• _Objective_: Retype all the records with nothing changed.

• _Data supplied_:
▼

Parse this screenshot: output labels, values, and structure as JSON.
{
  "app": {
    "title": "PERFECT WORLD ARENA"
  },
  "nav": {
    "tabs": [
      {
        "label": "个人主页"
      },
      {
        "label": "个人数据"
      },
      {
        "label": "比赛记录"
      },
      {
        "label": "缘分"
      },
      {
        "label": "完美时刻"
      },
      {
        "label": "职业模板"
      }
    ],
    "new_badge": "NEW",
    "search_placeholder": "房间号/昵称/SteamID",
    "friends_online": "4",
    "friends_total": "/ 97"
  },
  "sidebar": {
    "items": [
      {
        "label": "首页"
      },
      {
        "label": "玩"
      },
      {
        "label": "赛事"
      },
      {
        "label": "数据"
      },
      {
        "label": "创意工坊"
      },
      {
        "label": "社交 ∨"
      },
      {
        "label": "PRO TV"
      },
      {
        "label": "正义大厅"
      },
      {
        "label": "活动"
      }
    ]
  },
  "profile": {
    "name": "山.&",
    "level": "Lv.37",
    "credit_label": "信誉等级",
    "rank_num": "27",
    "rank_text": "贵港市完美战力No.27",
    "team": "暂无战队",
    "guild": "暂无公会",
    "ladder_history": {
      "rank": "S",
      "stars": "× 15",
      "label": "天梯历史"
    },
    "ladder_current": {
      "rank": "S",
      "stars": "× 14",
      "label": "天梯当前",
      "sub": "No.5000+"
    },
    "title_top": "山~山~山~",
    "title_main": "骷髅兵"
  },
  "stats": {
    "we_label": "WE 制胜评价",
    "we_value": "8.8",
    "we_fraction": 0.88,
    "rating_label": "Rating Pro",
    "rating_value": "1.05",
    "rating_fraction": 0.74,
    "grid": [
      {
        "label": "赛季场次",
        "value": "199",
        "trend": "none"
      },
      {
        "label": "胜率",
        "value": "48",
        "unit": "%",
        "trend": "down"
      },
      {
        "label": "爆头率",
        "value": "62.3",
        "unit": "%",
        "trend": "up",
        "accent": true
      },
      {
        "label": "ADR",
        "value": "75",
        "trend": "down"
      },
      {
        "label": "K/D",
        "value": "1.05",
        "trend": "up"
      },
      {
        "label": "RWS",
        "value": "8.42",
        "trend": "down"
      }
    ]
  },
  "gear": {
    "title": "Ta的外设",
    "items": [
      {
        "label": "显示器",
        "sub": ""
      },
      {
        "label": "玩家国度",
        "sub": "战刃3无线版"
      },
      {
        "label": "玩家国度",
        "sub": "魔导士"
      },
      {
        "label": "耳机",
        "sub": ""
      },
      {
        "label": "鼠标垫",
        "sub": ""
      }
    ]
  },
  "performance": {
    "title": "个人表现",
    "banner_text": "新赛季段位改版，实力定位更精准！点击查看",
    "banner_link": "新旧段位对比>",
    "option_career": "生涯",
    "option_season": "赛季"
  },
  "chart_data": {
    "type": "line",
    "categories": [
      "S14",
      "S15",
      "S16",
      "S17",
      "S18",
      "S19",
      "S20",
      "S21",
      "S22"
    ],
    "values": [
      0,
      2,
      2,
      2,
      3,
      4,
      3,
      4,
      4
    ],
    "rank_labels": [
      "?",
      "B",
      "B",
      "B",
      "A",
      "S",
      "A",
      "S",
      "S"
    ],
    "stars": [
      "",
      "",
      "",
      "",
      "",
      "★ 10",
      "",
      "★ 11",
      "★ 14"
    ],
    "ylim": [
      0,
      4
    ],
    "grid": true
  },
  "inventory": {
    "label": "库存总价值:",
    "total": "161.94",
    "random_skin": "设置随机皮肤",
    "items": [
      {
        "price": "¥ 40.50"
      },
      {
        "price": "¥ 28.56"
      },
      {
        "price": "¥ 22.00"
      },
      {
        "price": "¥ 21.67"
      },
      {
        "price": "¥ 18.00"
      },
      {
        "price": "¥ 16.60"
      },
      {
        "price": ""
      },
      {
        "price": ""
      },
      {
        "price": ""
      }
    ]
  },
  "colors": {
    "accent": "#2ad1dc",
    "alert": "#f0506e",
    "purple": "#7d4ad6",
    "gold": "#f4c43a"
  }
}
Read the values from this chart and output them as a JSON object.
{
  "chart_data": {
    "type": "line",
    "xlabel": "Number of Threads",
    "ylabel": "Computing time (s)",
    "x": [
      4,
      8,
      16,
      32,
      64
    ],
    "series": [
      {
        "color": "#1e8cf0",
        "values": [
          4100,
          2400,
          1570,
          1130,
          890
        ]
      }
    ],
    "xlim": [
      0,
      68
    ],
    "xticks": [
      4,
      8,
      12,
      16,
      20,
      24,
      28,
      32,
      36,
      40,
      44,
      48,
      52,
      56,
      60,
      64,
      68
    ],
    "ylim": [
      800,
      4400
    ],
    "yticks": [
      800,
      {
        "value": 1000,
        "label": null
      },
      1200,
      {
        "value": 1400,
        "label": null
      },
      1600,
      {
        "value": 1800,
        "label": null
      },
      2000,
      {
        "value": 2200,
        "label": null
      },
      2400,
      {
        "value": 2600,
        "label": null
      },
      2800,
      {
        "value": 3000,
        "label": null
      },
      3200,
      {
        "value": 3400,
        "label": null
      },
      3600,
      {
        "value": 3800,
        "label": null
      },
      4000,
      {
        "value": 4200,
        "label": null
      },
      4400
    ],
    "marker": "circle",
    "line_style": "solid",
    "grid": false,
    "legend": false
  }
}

▲

• _Output for this task_:
Parse this screenshot: output labels, values, and structure as JSON.
{
  "app": {
    "title": "PERFECT WORLD ARENA"
  },
  "nav": {
    "tabs": [
      {
        "label": "个人主页"
      },
      {
        "label": "个人数据"
      },
      {
        "label": "比赛记录"
      },
      {
        "label": "缘分"
      },
      {
        "label": "完美时刻"
      },
      {
        "label": "职业模板"
      }
    ],
    "new_badge": "NEW",
    "search_placeholder": "房间号/昵称/SteamID",
    "friends_online": "4",
    "friends_total": "/ 97"
  },
  "sidebar": {
    "items": [
      {
        "label": "首页"
      },
      {
        "label": "玩"
      },
      {
        "label": "赛事"
      },
      {
        "label": "数据"
      },
      {
        "label": "创意工坊"
      },
      {
        "label": "社交 ∨"
      },
      {
        "label": "PRO TV"
      },
      {
        "label": "正义大厅"
      },
      {
        "label": "活动"
      }
    ]
  },
  "profile": {
    "name": "山.&",
    "level": "Lv.37",
    "credit_label": "信誉等级",
    "rank_num": "27",
    "rank_text": "贵港市完美战力No.27",
    "team": "暂无战队",
    "guild": "暂无公会",
    "ladder_history": {
      "rank": "S",
      "stars": "× 15",
      "label": "天梯历史"
    },
    "ladder_current": {
      "rank": "S",
      "stars": "× 14",
      "label": "天梯当前",
      "sub": "No.5000+"
    },
    "title_top": "山~山~山~",
    "title_main": "骷髅兵"
  },
  "stats": {
    "we_label": "WE 制胜评价",
    "we_value": "8.8",
    "we_fraction": 0.88,
    "rating_label": "Rating Pro",
    "rating_value": "1.05",
    "rating_fraction": 0.74,
    "grid": [
      {
        "label": "赛季场次",
        "value": "199",
        "trend": "none"
      },
      {
        "label": "胜率",
        "value": "48",
        "unit": "%",
        "trend": "down"
      },
      {
        "label": "爆头率",
        "value": "62.3",
        "unit": "%",
        "trend": "up",
        "accent": true
      },
      {
        "label": "ADR",
        "value": "75",
        "trend": "down"
      },
      {
        "label": "K/D",
        "value": "1.05",
        "trend": "up"
      },
      {
        "label": "RWS",
        "value": "8.42",
        "trend": "down"
      }
    ]
  },
  "gear": {
    "title": "Ta的外设",
    "items": [
      {
        "label": "显示器",
        "sub": ""
      },
      {
        "label": "玩家国度",
        "sub": "战刃3无线版"
      },
      {
        "label": "玩家国度",
        "sub": "魔导士"
      },
      {
        "label": "耳机",
        "sub": ""
      },
      {
        "label": "鼠标垫",
        "sub": ""
      }
    ]
  },
  "performance": {
    "title": "个人表现",
    "banner_text": "新赛季段位改版，实力定位更精准！点击查看",
    "banner_link": "新旧段位对比>",
    "option_career": "生涯",
    "option_season": "赛季"
  },
  "chart_data": {
    "type": "line",
    "categories": [
      "S14",
      "S15",
      "S16",
      "S17",
      "S18",
      "S19",
      "S20",
      "S21",
      "S22"
    ],
    "values": [
      0,
      2,
      2,
      2,
      3,
      4,
      3,
      4,
      4
    ],
    "rank_labels": [
      "?",
      "B",
      "B",
      "B",
      "A",
      "S",
      "A",
      "S",
      "S"
    ],
    "stars": [
      "",
      "",
      "",
      "",
      "",
      "★ 10",
      "",
      "★ 11",
      "★ 14"
    ],
    "ylim": [
      0,
      4
    ],
    "grid": true
  },
  "inventory": {
    "label": "库存总价值:",
    "total": "161.94",
    "random_skin": "设置随机皮肤",
    "items": [
      {
        "price": "¥ 40.50"
      },
      {
        "price": "¥ 28.56"
      },
      {
        "price": "¥ 22.00"
      },
      {
        "price": "¥ 21.67"
      },
      {
        "price": "¥ 18.00"
      },
      {
        "price": "¥ 16.60"
      },
      {
        "price": ""
      },
      {
        "price": ""
      },
      {
        "price": ""
      }
    ]
  },
  "colors": {
    "accent": "#2ad1dc",
    "alert": "#f0506e",
    "purple": "#7d4ad6",
    "gold": "#f4c43a"
  }
}
Read the values from this chart and output them as a JSON object.
{
  "chart_data": {
    "type": "line",
    "xlabel": "Number of Threads",
    "ylabel": "Computing time (s)",
    "x": [
      4,
      8,
      16,
      32,
      64
    ],
    "series": [
      {
        "color": "#1e8cf0",
        "values": [
          4100,
          2400,
          1570,
          1130,
          890
        ]
      }
    ],
    "xlim": [
      0,
      68
    ],
    "xticks": [
      4,
      8,
      12,
      16,
      20,
      24,
      28,
      32,
      36,
      40,
      44,
      48,
      52,
      56,
      60,
      64,
      68
    ],
    "ylim": [
      800,
      4400
    ],
    "yticks": [
      800,
      {
        "value": 1000,
        "label": null
      },
      1200,
      {
        "value": 1400,
        "label": null
      },
      1600,
      {
        "value": 1800,
        "label": null
      },
      2000,
      {
        "value": 2200,
        "label": null
      },
      2400,
      {
        "value": 2600,
        "label": null
      },
      2800,
      {
        "value": 3000,
        "label": null
      },
      3200,
      {
        "value": 3400,
        "label": null
      },
      3600,
      {
        "value": 3800,
        "label": null
      },
      4000,
      {
        "value": 4200,
        "label": null
      },
      4400
    ],
    "marker": "circle",
    "line_style": "solid",
    "grid": false,
    "legend": false
  }
}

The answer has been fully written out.